# Data excerpts
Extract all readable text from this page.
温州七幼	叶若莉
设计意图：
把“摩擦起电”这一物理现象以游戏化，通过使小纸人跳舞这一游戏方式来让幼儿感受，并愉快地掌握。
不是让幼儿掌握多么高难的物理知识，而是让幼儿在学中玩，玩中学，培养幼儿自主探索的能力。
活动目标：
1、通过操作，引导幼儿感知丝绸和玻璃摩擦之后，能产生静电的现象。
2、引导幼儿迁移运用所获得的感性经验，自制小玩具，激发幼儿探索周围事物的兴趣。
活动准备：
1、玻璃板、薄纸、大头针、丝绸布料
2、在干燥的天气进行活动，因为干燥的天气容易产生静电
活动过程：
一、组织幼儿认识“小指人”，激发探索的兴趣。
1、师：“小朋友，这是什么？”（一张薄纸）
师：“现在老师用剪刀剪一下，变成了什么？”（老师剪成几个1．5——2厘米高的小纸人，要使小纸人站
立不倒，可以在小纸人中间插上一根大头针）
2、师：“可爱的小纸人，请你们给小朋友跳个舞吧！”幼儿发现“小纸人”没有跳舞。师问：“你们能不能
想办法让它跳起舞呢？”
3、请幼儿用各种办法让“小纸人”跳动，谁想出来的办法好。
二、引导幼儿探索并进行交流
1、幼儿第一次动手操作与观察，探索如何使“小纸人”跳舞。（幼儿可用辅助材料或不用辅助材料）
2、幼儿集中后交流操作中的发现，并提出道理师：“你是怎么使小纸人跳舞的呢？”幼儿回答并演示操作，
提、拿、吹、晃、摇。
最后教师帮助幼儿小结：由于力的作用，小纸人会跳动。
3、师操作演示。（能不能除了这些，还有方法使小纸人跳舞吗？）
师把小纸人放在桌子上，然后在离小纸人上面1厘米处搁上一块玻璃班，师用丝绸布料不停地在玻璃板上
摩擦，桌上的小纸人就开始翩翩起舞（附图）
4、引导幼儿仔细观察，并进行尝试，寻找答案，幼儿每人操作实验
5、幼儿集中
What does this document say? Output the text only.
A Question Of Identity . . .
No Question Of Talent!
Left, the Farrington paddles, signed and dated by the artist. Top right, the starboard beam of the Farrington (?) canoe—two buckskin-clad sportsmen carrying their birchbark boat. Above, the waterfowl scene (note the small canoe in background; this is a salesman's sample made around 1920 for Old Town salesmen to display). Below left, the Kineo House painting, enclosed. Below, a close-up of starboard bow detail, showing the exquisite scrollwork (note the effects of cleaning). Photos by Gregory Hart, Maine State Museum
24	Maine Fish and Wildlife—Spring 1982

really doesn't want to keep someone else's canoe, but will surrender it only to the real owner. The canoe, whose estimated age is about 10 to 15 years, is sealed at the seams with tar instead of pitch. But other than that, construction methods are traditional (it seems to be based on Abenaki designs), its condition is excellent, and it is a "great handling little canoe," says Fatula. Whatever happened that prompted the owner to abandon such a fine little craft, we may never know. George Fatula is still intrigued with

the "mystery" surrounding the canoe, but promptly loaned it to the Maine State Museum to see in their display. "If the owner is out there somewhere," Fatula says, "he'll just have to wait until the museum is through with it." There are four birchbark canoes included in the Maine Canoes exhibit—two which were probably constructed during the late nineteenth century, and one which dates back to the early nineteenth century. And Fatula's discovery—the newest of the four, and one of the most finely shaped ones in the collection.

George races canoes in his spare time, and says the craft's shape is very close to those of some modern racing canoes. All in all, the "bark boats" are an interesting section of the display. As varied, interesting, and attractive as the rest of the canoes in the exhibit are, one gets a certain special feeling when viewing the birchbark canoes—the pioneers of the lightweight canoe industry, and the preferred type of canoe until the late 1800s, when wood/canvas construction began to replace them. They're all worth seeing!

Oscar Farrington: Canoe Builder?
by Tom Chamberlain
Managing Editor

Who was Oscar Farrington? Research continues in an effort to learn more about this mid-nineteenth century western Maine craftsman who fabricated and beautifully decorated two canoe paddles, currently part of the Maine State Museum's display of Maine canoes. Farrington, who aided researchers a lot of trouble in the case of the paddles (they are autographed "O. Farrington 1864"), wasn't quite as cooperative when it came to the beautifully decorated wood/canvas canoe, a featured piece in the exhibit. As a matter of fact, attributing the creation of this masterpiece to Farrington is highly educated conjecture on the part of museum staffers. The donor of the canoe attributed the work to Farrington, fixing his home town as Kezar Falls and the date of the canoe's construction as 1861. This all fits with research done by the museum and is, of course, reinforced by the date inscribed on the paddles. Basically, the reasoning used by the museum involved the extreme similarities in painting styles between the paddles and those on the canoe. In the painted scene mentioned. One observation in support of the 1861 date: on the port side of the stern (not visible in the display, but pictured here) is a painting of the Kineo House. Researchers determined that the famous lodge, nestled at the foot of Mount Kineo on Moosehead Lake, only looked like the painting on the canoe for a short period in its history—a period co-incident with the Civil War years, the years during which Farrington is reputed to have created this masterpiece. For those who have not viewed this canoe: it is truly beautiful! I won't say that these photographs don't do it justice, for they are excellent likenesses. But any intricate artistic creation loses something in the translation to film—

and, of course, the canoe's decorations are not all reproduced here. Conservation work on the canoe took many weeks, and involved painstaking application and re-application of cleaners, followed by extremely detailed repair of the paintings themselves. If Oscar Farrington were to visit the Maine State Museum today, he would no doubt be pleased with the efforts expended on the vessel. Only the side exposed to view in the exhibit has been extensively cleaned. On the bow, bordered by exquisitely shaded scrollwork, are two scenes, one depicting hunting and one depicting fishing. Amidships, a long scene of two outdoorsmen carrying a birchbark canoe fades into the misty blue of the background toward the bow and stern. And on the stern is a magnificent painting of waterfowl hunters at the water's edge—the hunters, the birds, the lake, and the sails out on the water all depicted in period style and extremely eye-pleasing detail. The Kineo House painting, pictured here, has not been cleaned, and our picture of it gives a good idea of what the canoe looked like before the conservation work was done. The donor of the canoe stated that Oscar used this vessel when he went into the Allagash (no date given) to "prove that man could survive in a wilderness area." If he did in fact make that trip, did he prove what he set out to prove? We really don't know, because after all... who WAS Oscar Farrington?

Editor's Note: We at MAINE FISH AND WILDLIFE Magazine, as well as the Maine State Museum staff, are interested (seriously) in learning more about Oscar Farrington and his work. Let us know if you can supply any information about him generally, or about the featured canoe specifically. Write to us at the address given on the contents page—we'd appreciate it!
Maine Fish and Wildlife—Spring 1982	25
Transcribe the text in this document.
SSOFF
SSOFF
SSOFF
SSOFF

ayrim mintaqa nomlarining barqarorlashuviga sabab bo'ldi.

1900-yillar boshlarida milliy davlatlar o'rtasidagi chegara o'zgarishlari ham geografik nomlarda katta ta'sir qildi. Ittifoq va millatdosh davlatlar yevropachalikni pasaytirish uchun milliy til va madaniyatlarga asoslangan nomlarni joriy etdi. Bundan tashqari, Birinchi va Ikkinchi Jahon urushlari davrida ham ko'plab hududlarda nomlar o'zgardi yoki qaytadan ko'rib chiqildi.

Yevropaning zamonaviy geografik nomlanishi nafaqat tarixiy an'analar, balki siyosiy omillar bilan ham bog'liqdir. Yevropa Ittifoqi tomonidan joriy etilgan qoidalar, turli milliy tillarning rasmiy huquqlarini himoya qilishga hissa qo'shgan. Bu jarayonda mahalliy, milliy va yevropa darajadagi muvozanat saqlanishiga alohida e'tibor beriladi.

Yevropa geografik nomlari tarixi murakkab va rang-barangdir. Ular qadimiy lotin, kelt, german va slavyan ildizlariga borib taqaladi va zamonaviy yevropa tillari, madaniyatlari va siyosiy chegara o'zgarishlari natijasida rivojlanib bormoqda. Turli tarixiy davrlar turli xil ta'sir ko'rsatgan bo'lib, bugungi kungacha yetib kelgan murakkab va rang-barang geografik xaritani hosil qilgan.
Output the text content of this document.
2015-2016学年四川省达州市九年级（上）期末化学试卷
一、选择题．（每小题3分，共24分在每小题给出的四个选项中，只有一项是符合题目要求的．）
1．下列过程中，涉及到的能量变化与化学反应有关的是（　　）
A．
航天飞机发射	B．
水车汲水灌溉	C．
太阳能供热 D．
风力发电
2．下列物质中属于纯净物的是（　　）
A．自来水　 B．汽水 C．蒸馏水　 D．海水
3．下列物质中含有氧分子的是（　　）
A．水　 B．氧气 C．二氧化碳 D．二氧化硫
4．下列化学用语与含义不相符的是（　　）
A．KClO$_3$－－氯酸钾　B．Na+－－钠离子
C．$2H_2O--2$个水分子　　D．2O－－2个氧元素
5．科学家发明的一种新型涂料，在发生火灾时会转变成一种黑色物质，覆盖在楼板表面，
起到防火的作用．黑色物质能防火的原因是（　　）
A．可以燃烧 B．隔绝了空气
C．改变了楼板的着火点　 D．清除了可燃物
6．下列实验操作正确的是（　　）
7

# DIRECTION
Lines from the records above that hold "background" are the ones to list.

# WRITTEN RESPONSE
Left, the Farrington paddles, signed and dated by the artist. Top right, the starboard beam of the Farrington (?) canoe—two buckskin-clad sportsmen carrying their birchbark boat. Above, the waterfowl scene (note the small canoe in background; this is a salesman's sample made around 1920 for Old Town salesmen to display). Below left, the Kineo House painting, enclosed. Below, a close-up of starboard bow detail, showing the exquisite scrollwork (note the effects of cleaning). Photos by Gregory Hart, Maine State Museum
and, of course, the canoe's decorations are not all reproduced here. Conservation work on the canoe took many weeks, and involved painstaking application and re-application of cleaners, followed by extremely detailed repair of the paintings themselves. If Oscar Farrington were to visit the Maine State Museum today, he would no doubt be pleased with the efforts expended on the vessel. Only the side exposed to view in the exhibit has been extensively cleaned. On the bow, bordered by exquisitely shaded scrollwork, are two scenes, one depicting hunting and one depicting fishing. Amidships, a long scene of two outdoorsmen carrying a birchbark canoe fades into the misty blue of the background toward the bow and stern. And on the stern is a magnificent painting of waterfowl hunters at the water's edge—the hunters, the birds, the lake, and the sails out on the water all depicted in period style and extremely eye-pleasing detail. The Kineo House painting, pictured here, has not been cleaned, and our picture of it gives a good idea of what the canoe looked like before the conservation work was done. The donor of the canoe stated that Oscar used this vessel when he went into the Allagash (no date given) to "prove that man could survive in a wilderness area." If he did in fact make that trip, did he prove what he set out to prove? We really don't know, because after all... who WAS Oscar Farrington?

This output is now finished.